TASK: Extract each line of the records below that contains the word "plus".

ENTRIES:
## Begin

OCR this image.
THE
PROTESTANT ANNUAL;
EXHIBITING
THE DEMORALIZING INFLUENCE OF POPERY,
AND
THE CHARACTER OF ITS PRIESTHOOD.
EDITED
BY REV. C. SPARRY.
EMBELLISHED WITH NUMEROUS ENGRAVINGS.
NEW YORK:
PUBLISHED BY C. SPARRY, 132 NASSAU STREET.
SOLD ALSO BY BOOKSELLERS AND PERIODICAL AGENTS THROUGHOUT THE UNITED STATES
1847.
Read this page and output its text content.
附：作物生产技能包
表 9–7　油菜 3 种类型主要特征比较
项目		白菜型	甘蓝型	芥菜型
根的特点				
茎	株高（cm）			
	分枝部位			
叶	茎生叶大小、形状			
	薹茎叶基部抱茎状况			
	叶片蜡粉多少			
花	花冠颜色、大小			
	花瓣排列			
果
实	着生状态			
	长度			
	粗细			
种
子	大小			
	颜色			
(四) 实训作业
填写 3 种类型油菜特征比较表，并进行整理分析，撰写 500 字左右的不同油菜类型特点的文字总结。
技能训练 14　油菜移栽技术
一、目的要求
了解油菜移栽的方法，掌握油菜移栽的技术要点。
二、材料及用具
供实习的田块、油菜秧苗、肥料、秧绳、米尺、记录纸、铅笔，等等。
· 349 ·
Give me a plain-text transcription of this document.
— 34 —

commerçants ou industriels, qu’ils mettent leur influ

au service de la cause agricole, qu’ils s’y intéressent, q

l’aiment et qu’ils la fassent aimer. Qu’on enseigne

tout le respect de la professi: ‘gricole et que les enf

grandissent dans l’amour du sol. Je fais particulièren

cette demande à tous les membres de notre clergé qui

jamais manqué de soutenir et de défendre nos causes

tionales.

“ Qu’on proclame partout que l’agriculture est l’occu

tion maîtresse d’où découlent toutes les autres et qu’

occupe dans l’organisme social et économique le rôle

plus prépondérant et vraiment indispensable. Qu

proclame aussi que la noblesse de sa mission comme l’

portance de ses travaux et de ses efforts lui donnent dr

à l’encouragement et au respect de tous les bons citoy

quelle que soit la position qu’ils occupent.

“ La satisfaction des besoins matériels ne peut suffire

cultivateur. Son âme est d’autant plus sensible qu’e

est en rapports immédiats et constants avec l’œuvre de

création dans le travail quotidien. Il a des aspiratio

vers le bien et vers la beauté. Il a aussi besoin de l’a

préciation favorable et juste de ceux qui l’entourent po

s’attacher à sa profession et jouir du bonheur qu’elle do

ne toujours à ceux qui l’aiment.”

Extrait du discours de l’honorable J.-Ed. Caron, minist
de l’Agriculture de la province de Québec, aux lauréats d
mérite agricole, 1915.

## End

FINAL RESULT:
plus prépondérant et vraiment indispensable. Qu
cultivateur. Son âme est d’autant plus sensible qu’e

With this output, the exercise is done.